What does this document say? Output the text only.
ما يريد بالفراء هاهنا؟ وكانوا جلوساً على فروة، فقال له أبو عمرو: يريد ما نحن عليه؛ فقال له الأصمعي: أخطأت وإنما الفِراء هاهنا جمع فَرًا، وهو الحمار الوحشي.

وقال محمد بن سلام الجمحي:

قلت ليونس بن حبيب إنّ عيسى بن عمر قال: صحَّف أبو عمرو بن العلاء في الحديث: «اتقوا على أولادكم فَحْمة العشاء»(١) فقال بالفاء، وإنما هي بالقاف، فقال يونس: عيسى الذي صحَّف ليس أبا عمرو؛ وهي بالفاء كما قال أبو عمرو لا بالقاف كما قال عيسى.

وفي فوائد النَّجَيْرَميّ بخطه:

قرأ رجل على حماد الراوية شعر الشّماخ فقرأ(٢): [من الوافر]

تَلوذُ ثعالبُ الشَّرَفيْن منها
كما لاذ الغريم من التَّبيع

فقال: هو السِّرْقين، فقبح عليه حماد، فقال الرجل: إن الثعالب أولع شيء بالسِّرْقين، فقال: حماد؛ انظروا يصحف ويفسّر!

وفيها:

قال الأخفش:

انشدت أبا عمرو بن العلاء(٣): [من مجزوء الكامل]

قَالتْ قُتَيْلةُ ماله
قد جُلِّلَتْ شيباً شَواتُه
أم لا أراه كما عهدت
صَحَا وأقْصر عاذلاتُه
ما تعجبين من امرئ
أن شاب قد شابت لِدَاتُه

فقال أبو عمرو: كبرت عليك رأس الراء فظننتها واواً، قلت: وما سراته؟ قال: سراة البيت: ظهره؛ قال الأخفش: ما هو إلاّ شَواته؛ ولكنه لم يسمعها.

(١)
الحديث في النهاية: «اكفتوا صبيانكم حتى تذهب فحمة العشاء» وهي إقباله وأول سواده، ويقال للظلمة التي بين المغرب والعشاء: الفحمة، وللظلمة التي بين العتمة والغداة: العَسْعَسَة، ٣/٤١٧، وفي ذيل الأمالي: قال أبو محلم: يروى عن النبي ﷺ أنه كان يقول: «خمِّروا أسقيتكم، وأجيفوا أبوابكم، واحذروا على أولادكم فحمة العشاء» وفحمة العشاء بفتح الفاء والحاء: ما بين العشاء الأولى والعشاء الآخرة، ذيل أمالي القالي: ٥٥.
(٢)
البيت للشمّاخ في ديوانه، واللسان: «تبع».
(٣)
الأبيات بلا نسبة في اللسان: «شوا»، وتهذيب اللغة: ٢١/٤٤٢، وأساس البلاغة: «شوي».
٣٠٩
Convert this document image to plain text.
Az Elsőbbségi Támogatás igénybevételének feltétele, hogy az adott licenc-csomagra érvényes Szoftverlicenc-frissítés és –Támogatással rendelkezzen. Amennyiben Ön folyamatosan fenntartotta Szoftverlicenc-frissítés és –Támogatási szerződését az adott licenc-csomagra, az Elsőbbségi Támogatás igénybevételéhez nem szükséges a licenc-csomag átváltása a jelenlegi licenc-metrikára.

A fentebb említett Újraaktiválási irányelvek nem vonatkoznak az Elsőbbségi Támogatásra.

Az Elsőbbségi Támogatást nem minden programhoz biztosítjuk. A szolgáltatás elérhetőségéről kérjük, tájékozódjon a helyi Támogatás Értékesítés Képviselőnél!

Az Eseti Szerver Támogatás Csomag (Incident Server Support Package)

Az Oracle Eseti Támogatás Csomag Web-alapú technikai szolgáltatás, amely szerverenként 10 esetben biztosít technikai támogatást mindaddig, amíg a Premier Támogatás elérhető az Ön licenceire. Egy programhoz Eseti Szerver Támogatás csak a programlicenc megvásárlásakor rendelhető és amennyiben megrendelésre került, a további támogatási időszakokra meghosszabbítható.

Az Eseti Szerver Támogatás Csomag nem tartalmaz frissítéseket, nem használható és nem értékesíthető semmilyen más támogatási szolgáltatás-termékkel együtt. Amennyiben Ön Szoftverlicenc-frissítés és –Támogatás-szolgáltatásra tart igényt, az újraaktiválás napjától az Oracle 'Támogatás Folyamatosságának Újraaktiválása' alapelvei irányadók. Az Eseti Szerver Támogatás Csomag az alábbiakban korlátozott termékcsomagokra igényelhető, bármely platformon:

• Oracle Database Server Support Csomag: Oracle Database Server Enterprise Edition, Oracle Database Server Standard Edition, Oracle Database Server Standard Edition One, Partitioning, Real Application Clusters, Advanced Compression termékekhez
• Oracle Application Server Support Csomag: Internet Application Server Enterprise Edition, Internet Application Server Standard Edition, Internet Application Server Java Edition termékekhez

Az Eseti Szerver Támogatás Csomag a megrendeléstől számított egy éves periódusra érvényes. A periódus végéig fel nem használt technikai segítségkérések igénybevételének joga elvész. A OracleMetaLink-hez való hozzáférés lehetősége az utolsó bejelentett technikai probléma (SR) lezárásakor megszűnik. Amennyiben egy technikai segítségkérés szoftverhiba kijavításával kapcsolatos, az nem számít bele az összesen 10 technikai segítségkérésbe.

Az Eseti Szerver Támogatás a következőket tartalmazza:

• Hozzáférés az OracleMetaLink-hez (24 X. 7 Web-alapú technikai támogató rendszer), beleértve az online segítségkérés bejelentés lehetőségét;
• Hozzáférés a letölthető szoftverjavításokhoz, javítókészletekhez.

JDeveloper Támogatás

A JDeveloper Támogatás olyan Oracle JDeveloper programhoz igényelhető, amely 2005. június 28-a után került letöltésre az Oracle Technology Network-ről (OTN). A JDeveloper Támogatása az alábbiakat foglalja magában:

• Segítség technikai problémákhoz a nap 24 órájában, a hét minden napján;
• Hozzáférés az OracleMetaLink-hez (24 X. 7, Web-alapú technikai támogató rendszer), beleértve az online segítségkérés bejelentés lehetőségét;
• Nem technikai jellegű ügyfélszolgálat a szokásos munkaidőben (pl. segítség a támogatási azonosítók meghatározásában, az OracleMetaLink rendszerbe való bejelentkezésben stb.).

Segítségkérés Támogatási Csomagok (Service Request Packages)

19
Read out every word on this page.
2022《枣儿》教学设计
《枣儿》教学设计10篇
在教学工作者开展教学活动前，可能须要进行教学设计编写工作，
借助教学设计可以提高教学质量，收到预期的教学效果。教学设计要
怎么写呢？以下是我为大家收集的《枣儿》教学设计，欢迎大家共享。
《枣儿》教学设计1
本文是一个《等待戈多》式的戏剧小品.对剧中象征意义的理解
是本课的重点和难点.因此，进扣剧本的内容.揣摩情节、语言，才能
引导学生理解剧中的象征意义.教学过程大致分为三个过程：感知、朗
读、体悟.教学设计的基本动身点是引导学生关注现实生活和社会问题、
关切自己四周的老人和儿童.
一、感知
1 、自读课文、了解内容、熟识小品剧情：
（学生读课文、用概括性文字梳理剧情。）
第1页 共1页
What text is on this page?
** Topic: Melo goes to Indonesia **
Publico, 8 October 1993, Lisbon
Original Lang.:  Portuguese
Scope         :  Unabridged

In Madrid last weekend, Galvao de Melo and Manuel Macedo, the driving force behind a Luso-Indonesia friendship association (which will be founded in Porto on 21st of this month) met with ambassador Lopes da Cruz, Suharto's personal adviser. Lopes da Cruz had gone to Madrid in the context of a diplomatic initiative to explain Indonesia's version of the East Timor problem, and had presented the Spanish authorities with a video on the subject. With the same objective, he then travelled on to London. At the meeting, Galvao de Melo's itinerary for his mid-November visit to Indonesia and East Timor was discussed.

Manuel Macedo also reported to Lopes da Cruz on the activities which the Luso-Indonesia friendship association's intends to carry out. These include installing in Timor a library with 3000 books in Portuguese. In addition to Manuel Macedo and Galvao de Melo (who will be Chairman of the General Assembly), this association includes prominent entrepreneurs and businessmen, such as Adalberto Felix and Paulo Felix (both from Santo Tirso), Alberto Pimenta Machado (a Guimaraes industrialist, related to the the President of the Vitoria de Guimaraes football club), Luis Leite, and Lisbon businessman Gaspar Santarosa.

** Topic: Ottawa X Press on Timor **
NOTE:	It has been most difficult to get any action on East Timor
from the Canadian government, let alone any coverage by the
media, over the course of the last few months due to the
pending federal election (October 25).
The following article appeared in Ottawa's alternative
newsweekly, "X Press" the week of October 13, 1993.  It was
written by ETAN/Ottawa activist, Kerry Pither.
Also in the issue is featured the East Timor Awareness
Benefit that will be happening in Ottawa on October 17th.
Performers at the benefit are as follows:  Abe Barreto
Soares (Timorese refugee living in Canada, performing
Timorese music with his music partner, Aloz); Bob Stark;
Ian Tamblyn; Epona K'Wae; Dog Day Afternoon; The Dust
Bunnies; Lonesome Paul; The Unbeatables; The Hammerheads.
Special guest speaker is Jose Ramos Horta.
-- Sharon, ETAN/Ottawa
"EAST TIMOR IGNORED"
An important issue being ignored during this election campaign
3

——————————

**What the task requires**
Gather, from the listing above, every line carrying the word "bejelentés".

**Expected output**
• Hozzáférés az OracleMetaLink-hez (24 X. 7 Web-alapú technikai támogató rendszer), beleértve az online segítségkérés bejelentés lehetőségét;
• Hozzáférés az OracleMetaLink-hez (24 X. 7, Web-alapú technikai támogató rendszer), beleértve az online segítségkérés bejelentés lehetőségét;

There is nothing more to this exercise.